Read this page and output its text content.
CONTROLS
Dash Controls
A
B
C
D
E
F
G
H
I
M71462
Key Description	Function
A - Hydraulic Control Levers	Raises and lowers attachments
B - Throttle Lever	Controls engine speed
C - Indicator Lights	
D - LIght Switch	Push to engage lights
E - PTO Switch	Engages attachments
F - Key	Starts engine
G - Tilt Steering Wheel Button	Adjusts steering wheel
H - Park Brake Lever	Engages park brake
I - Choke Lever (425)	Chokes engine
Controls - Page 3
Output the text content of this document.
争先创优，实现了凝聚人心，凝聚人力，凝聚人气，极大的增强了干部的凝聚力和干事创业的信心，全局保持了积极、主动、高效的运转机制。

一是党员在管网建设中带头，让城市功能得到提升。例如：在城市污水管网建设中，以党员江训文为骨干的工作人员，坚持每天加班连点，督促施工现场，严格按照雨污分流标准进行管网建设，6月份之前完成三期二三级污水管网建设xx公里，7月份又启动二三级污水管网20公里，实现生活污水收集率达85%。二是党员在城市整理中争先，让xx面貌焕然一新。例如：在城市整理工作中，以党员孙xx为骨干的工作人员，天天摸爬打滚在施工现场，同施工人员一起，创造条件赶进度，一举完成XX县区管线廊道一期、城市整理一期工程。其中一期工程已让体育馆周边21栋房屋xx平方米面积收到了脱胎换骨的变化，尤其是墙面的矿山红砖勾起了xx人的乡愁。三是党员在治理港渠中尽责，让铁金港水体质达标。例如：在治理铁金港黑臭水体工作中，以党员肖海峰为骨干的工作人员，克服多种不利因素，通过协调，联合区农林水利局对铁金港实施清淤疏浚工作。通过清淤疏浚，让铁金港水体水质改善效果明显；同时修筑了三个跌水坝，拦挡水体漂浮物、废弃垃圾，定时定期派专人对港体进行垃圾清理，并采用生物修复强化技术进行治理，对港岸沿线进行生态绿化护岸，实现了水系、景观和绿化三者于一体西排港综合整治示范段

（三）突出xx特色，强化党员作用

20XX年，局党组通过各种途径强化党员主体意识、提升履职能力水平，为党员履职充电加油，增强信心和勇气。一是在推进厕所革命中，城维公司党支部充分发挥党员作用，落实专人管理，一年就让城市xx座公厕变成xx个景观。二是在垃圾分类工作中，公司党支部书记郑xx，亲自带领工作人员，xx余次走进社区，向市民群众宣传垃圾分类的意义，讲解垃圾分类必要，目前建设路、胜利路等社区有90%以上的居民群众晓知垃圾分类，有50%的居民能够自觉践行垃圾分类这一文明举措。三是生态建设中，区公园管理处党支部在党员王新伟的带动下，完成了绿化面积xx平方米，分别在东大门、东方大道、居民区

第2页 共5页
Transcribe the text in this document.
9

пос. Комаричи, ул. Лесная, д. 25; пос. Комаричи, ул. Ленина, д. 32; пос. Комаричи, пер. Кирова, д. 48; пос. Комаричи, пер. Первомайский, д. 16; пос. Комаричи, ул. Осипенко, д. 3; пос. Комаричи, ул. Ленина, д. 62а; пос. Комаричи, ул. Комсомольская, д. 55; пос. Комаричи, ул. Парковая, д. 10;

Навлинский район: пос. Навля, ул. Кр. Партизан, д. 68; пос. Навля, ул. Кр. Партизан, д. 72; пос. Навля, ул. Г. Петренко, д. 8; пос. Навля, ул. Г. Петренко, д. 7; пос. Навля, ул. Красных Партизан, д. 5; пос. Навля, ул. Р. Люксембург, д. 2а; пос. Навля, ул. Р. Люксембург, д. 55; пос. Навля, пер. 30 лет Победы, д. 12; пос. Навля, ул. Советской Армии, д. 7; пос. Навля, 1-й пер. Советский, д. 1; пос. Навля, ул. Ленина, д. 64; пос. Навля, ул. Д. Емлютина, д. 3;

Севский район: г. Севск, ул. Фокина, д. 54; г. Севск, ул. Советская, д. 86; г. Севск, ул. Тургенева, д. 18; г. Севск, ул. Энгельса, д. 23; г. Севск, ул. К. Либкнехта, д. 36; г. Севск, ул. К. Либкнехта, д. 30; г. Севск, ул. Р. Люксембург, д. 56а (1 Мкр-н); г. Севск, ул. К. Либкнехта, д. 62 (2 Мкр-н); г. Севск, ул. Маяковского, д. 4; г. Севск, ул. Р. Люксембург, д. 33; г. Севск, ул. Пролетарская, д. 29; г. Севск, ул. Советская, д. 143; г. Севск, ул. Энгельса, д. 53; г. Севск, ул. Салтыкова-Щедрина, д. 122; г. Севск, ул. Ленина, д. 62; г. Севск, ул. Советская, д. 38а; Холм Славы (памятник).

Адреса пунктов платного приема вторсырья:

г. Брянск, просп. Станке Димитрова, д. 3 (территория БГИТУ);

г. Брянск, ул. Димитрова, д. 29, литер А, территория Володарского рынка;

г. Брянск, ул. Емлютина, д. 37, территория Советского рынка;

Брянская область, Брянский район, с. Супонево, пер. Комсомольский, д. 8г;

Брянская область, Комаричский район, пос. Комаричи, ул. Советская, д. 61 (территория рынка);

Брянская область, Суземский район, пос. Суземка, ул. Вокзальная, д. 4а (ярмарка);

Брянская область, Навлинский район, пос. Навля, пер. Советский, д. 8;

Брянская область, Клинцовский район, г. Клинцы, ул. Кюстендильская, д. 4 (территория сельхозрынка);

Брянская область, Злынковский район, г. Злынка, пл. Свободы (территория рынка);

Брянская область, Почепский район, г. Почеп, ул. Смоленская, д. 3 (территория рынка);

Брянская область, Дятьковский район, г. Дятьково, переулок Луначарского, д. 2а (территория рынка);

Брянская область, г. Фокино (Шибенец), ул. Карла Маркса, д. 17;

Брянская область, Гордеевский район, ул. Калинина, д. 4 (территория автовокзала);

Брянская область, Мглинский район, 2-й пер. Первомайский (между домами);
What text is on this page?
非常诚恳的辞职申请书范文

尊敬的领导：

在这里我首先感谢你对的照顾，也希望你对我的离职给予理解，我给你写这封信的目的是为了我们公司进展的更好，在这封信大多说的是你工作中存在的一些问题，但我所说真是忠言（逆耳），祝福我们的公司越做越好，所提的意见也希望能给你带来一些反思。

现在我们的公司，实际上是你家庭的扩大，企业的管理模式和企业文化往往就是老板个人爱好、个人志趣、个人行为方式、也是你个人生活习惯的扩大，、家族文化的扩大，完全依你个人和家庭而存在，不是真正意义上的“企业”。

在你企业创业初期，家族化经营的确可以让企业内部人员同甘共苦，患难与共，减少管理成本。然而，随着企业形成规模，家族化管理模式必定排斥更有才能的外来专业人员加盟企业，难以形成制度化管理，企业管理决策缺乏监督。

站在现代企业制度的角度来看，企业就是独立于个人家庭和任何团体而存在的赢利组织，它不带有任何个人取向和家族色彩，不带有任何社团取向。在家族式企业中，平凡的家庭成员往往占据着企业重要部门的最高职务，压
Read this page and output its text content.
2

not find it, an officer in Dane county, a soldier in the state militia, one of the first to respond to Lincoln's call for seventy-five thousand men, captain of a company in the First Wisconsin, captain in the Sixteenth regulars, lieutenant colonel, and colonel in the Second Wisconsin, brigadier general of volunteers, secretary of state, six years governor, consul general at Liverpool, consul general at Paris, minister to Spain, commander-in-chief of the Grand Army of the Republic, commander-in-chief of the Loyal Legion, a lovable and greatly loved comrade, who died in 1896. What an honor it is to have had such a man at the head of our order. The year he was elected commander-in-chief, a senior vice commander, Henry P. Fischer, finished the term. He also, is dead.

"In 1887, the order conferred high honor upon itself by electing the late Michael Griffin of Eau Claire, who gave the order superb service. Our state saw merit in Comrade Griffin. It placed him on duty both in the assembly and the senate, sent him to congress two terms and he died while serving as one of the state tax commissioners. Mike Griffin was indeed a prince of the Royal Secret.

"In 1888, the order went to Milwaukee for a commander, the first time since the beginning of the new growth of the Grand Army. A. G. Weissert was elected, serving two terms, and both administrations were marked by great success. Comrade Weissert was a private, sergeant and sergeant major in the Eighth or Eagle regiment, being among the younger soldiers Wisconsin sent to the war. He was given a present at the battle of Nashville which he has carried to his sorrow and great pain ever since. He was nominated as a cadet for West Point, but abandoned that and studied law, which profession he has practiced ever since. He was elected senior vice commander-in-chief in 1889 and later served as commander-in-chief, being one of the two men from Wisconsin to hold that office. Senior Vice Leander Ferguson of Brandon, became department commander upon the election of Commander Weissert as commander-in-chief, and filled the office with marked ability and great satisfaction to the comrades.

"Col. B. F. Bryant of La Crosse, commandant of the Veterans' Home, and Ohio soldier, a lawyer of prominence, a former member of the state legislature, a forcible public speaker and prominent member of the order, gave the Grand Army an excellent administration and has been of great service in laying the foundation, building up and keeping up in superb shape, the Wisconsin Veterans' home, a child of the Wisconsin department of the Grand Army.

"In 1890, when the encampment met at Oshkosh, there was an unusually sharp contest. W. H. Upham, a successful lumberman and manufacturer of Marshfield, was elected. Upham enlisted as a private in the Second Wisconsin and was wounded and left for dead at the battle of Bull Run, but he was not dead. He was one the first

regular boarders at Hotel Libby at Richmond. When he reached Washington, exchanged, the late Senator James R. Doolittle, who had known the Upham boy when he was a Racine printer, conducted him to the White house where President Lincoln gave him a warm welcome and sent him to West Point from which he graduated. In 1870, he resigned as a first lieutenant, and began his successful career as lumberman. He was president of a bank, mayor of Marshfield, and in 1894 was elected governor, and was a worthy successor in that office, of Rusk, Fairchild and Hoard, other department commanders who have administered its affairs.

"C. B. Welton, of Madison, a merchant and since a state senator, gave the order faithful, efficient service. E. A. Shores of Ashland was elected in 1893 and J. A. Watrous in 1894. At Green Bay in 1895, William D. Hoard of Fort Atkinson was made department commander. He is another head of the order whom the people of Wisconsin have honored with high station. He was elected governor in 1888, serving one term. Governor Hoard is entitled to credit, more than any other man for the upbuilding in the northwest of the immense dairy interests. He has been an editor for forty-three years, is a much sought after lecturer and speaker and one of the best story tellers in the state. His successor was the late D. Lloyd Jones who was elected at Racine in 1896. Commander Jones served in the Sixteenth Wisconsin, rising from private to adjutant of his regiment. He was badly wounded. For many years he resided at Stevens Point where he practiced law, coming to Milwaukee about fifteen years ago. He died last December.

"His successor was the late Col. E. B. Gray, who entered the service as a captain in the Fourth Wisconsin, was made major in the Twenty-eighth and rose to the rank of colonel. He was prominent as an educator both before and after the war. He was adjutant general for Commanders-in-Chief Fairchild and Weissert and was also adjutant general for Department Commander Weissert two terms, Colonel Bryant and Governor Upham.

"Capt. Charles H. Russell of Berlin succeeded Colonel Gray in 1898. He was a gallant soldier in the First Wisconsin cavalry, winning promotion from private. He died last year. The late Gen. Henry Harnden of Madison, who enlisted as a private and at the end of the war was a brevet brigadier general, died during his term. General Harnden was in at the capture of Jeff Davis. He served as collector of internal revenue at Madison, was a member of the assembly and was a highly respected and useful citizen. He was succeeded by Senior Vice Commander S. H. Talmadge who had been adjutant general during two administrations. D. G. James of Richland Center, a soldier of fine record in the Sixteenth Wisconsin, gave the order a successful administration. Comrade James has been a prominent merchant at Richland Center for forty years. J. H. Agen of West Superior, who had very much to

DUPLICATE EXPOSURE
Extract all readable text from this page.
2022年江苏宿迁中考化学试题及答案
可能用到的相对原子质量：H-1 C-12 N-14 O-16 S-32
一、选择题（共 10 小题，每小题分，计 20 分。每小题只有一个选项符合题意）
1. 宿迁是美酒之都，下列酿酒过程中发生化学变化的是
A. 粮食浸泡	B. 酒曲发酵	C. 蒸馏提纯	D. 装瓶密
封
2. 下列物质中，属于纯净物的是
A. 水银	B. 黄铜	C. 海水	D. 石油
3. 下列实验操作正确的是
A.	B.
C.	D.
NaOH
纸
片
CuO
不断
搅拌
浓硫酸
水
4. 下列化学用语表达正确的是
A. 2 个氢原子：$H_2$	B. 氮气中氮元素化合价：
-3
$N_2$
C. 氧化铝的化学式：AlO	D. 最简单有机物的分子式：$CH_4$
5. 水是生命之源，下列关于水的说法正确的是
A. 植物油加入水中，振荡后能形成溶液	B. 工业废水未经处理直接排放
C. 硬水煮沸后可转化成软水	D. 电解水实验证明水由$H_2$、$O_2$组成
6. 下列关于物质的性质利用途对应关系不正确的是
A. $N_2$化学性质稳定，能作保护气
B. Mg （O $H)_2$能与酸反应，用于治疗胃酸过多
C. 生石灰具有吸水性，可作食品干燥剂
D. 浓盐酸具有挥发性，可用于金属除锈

--------

- Written instruction: Where a line above contains the string "this", copy that line.

- Response:
Read this page and output its text content.
Output the text content of this document.
Transcribe the text in this document.
What text is on this page?
Read this page and output its text content.
Extract all readable text from this page.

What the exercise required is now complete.